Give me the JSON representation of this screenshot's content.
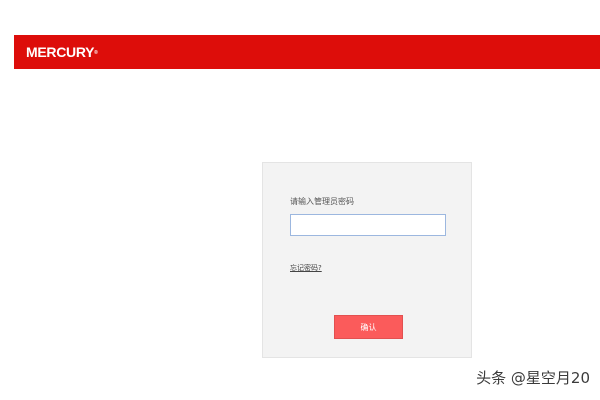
{
  "header": {
    "brand": "MERCURY",
    "brand_mark": "®",
    "background_color": "#dd0d0a"
  },
  "login": {
    "prompt_label": "请输入管理员密码",
    "password_value": "",
    "forgot_password_label": "忘记密码?",
    "confirm_label": "确认",
    "confirm_color": "#fb5b5b"
  },
  "watermark": {
    "text": "头条 @星空月20"
  }
}
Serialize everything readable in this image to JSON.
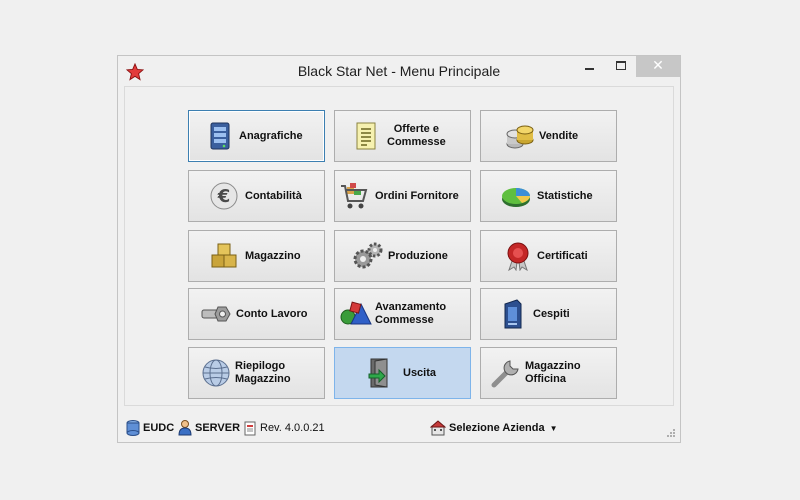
{
  "window": {
    "title": "Black Star Net - Menu Principale",
    "close_symbol": "✕"
  },
  "menu": {
    "anagrafiche": "Anagrafiche",
    "offerte": "Offerte e\nCommesse",
    "vendite": "Vendite",
    "contabilita": "Contabilità",
    "ordini": "Ordini Fornitore",
    "statistiche": "Statistiche",
    "magazzino": "Magazzino",
    "produzione": "Produzione",
    "certificati": "Certificati",
    "conto_lavoro": "Conto Lavoro",
    "avanzamento": "Avanzamento\nCommesse",
    "cespiti": "Cespiti",
    "riepilogo": "Riepilogo\nMagazzino",
    "uscita": "Uscita",
    "magazzino_officina": "Magazzino\nOfficina"
  },
  "statusbar": {
    "database": "EUDC",
    "user": "SERVER",
    "revision": "Rev. 4.0.0.21",
    "company_selector": "Selezione Azienda"
  },
  "icons": {
    "app": "red-star-icon",
    "anagrafiche": "server-cabinet-icon",
    "offerte": "document-list-icon",
    "vendite": "coins-icon",
    "contabilita": "euro-icon",
    "ordini": "shopping-cart-icon",
    "statistiche": "pie-chart-icon",
    "magazzino": "boxes-icon",
    "produzione": "gears-icon",
    "certificati": "wax-seal-icon",
    "conto_lavoro": "bolt-nut-icon",
    "avanzamento": "shapes-icon",
    "cespiti": "tower-device-icon",
    "riepilogo": "globe-icon",
    "uscita": "exit-door-icon",
    "magazzino_officina": "wrench-icon"
  }
}
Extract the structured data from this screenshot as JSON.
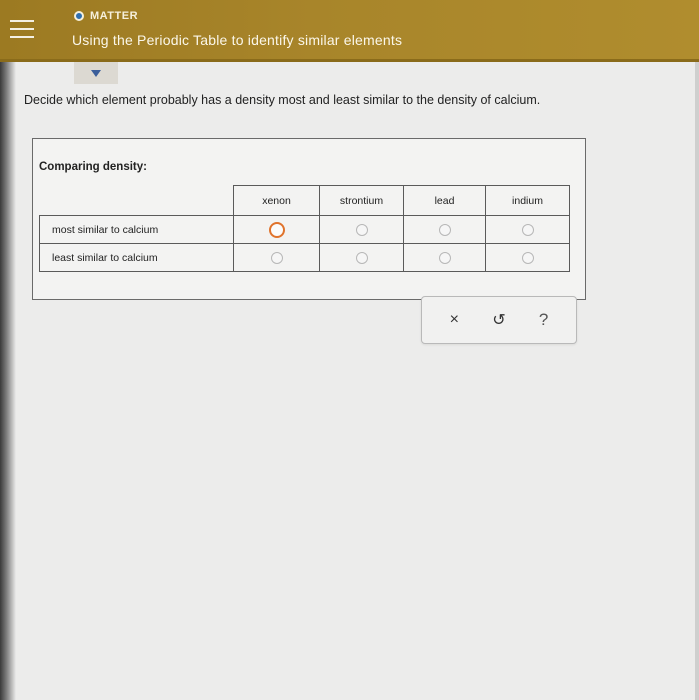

Problem requirements » All of the material above needs to be restated exactly, with no pictures.

Task answer »
Give me the JSON representation of this screenshot's content.
{
  "header": {
    "brand": "MERCURY",
    "brand_mark": "®",
    "background_color": "#dd0d0a"
  },
  "login": {
    "prompt_label": "请输入管理员密码",
    "password_value": "",
    "forgot_password_label": "忘记密码?",
    "confirm_label": "确认",
    "confirm_color": "#fb5b5b"
  },
  "watermark": {
    "text": "头条 @星空月20"
  }
}
Serialize everything readable in this image to JSON.
{
  "window": {
    "title": "Black Star Net - Menu Principale",
    "close_symbol": "✕"
  },
  "menu": {
    "anagrafiche": "Anagrafiche",
    "offerte": "Offerte e\nCommesse",
    "vendite": "Vendite",
    "contabilita": "Contabilità",
    "ordini": "Ordini Fornitore",
    "statistiche": "Statistiche",
    "magazzino": "Magazzino",
    "produzione": "Produzione",
    "certificati": "Certificati",
    "conto_lavoro": "Conto Lavoro",
    "avanzamento": "Avanzamento\nCommesse",
    "cespiti": "Cespiti",
    "riepilogo": "Riepilogo\nMagazzino",
    "uscita": "Uscita",
    "magazzino_officina": "Magazzino\nOfficina"
  },
  "statusbar": {
    "database": "EUDC",
    "user": "SERVER",
    "revision": "Rev. 4.0.0.21",
    "company_selector": "Selezione Azienda"
  },
  "icons": {
    "app": "red-star-icon",
    "anagrafiche": "server-cabinet-icon",
    "offerte": "document-list-icon",
    "vendite": "coins-icon",
    "contabilita": "euro-icon",
    "ordini": "shopping-cart-icon",
    "statistiche": "pie-chart-icon",
    "magazzino": "boxes-icon",
    "produzione": "gears-icon",
    "certificati": "wax-seal-icon",
    "conto_lavoro": "bolt-nut-icon",
    "avanzamento": "shapes-icon",
    "cespiti": "tower-device-icon",
    "riepilogo": "globe-icon",
    "uscita": "exit-door-icon",
    "magazzino_officina": "wrench-icon"
  }
}
Extract the structured data from this screenshot as JSON.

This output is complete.